Collected data
════
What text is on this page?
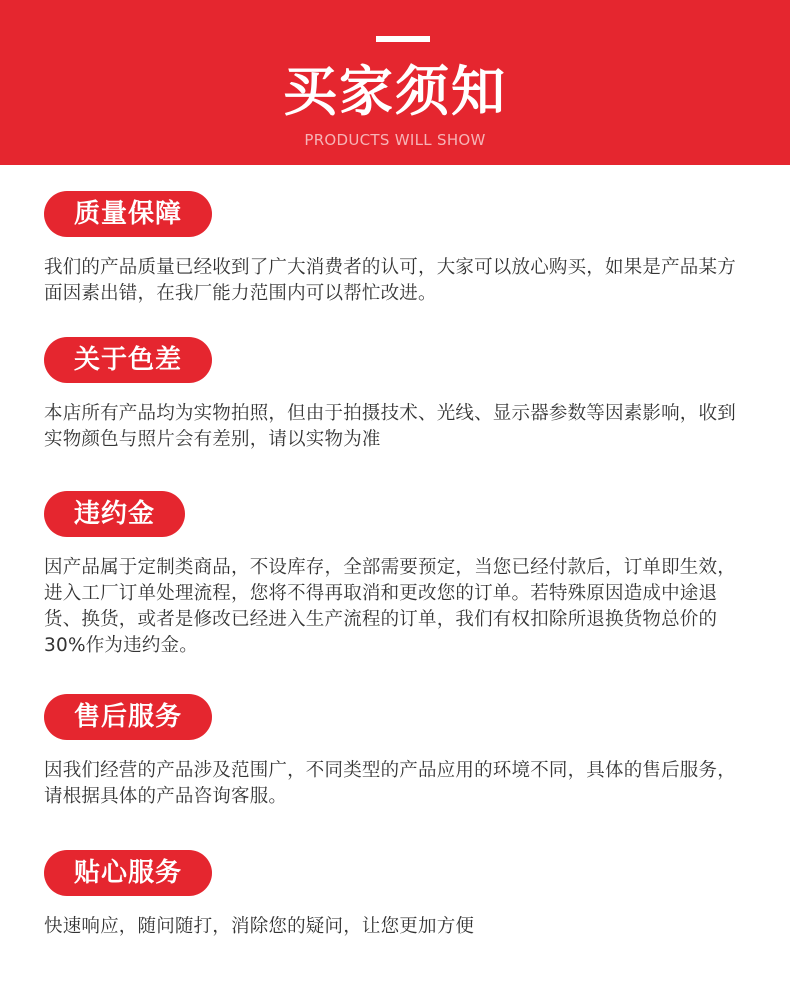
买家须知
PRODUCTS WILL SHOW
质量保障
我们的产品质量已经收到了广大消费者的认可，大家可以放心购买，如果是产品某方面因素出错，在我厂能力范围内可以帮忙改进。
关于色差
本店所有产品均为实物拍照，但由于拍摄技术、光线、显示器参数等因素影响，收到实物颜色与照片会有差别，请以实物为准
违约金
因产品属于定制类商品，不设库存，全部需要预定，当您已经付款后，订单即生效，进入工厂订单处理流程，您将不得再取消和更改您的订单。若特殊原因造成中途退货、换货，或者是修改已经进入生产流程的订单，我们有权扣除所退换货物总价的30%作为违约金。
售后服务
因我们经营的产品涉及范围广，不同类型的产品应用的环境不同，具体的售后服务，请根据具体的产品咨询客服。
贴心服务
快速响应，随问随打，消除您的疑问，让您更加方便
════
• [EXERCISE AIM]: Write out all the entries again, word for word, and print no images.

• [WRITTEN RESPONSE]:
What text is on this page?
买家须知
PRODUCTS WILL SHOW
质量保障
我们的产品质量已经收到了广大消费者的认可，大家可以放心购买，如果是产品某方面因素出错，在我厂能力范围内可以帮忙改进。
关于色差
本店所有产品均为实物拍照，但由于拍摄技术、光线、显示器参数等因素影响，收到实物颜色与照片会有差别，请以实物为准
违约金
因产品属于定制类商品，不设库存，全部需要预定，当您已经付款后，订单即生效，进入工厂订单处理流程，您将不得再取消和更改您的订单。若特殊原因造成中途退货、换货，或者是修改已经进入生产流程的订单，我们有权扣除所退换货物总价的30%作为违约金。
售后服务
因我们经营的产品涉及范围广，不同类型的产品应用的环境不同，具体的售后服务，请根据具体的产品咨询客服。
贴心服务
快速响应，随问随打，消除您的疑问，让您更加方便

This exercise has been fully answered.